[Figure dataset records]
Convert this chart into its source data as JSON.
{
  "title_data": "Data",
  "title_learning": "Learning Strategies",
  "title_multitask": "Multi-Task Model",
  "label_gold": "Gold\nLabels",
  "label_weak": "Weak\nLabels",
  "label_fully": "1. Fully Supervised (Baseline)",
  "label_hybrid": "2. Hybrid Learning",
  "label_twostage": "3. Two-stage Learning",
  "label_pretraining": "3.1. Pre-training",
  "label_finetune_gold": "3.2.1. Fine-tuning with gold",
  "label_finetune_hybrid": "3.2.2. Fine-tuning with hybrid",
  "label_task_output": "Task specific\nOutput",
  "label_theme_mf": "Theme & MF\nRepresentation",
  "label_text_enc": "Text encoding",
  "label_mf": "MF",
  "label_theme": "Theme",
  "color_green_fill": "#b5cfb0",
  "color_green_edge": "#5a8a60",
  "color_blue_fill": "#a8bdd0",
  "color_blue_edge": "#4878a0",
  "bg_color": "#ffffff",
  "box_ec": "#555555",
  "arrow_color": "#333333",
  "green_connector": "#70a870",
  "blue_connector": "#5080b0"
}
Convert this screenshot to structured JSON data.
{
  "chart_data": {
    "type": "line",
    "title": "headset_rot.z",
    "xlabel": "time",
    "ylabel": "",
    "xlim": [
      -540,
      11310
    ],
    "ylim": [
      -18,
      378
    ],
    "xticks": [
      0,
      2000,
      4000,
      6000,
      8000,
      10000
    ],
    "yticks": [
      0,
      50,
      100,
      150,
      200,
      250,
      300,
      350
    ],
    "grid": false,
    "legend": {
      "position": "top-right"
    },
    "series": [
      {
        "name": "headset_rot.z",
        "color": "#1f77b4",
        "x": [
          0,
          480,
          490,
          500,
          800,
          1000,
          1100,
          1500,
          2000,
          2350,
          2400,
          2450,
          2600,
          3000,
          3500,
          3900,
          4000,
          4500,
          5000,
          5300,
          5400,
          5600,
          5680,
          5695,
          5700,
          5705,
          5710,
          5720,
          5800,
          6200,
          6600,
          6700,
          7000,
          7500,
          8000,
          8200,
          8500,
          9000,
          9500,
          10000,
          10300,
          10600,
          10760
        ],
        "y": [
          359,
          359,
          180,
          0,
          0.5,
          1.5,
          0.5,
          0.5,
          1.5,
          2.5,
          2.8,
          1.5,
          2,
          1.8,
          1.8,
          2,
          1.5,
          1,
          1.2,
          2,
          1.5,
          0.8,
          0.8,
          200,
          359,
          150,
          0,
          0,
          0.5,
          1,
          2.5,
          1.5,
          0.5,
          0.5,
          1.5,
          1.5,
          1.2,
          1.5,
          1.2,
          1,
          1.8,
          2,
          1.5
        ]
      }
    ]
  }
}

WORK TO BE COMPLETED → Collect every line with the string "tuning" from the records, and copy each.

RESPONSE TO THE TASK →
  "label_finetune_gold": "3.2.1. Fine-tuning with gold",
  "label_finetune_hybrid": "3.2.2. Fine-tuning with hybrid",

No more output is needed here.